==== SUPPLIED PASSAGE

The regulatory system struggled to keep pace with the changes. The existence of separate watchdogs for securities, insurance and banking meant there was no unified regulatory framework and the lack of coordination among them allowed companies to engage in risky and irregular practices.
The government started to address these shortcomings last year. In July the Financial Stability and Development Committee was set up as a cabinet-level body to strengthen supervision of the financial system, prevent systemic risks, formulate new laws and regulations, and coordinate the various regulators that oversee China’s sprawling financial industry.
And in the most significant shake-up in the structure of China’s financial regulatory framework since 2003, the government announced on March 13 that the China Banking Regulatory Commission and the China Insurance Regulatory Commission would merge as part of the overhaul of the state bureaucracy.

========
==== DATA EXTRACTS

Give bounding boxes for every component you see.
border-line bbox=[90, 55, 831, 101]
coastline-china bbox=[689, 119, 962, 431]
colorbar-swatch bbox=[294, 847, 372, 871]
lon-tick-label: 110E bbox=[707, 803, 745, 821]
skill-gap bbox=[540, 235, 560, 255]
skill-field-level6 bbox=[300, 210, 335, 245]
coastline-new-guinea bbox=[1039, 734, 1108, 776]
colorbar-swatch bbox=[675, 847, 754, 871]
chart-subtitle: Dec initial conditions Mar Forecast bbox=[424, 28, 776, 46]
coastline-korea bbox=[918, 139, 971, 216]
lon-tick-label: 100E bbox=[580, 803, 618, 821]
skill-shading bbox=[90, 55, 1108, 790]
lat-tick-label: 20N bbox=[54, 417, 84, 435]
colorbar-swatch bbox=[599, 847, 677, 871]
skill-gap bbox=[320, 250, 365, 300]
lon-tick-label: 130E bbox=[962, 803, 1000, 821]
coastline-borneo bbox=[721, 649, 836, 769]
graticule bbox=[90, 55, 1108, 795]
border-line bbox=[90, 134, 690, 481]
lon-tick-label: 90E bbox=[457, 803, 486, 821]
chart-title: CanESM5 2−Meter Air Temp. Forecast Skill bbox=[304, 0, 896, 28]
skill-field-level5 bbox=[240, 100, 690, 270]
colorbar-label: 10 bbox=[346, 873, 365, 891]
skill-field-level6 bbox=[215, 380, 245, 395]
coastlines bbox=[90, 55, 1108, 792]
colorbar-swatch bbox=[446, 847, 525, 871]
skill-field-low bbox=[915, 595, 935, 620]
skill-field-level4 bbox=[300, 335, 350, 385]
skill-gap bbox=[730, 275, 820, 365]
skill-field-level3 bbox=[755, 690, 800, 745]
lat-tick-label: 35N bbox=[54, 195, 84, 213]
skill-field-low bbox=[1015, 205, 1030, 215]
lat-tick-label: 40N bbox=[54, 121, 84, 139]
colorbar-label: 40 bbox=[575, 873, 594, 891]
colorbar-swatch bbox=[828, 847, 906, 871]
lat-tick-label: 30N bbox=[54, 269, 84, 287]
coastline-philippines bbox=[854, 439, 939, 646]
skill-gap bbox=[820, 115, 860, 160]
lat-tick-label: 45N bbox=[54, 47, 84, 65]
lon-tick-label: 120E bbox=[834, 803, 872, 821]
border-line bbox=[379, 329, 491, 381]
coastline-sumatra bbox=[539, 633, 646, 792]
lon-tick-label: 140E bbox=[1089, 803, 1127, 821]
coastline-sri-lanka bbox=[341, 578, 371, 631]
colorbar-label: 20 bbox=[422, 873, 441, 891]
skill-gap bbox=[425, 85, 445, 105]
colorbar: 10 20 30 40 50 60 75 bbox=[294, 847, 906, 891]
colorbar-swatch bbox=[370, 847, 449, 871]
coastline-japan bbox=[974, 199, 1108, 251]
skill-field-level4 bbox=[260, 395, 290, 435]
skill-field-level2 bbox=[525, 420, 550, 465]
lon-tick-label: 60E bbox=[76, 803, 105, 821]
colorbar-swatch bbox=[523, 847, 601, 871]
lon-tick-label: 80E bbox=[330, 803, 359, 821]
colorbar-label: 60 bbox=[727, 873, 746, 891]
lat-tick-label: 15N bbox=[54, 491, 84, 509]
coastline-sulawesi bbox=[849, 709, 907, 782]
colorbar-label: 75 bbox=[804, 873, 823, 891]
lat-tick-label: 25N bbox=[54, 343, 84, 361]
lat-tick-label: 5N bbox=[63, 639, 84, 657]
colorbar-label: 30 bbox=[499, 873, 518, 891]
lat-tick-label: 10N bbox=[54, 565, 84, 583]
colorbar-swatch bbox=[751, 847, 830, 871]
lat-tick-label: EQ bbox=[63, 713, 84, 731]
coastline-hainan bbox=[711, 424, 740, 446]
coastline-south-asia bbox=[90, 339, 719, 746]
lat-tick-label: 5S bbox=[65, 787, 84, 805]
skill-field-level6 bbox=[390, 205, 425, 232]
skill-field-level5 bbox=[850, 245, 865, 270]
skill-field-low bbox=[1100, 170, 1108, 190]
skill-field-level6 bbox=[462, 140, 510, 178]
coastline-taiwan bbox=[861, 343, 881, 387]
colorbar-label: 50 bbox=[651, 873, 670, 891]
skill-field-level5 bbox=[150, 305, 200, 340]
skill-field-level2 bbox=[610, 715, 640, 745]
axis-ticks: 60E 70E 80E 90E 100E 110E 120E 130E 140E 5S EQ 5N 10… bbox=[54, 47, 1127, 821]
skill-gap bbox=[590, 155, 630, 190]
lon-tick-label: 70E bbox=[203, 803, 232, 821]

========

WHAT YOU SHOULD DO: Repeat the passage on China's financial regulation in full, word for word. The items above are separate from the passage on China's financial regulation.

RESPONSE AREA:
The regulatory system struggled to keep pace with the changes. The existence of separate watchdogs for securities, insurance and banking meant there was no unified regulatory framework and the lack of coordination among them allowed companies to engage in risky and irregular practices.
The government started to address these shortcomings last year. In July the Financial Stability and Development Committee was set up as a cabinet-level body to strengthen supervision of the financial system, prevent systemic risks, formulate new laws and regulations, and coordinate the various regulators that oversee China’s sprawling financial industry.
And in the most significant shake-up in the structure of China’s financial regulatory framework since 2003, the government announced on March 13 that the China Banking Regulatory Commission and the China Insurance Regulatory Commission would merge as part of the overhaul of the state bureaucracy.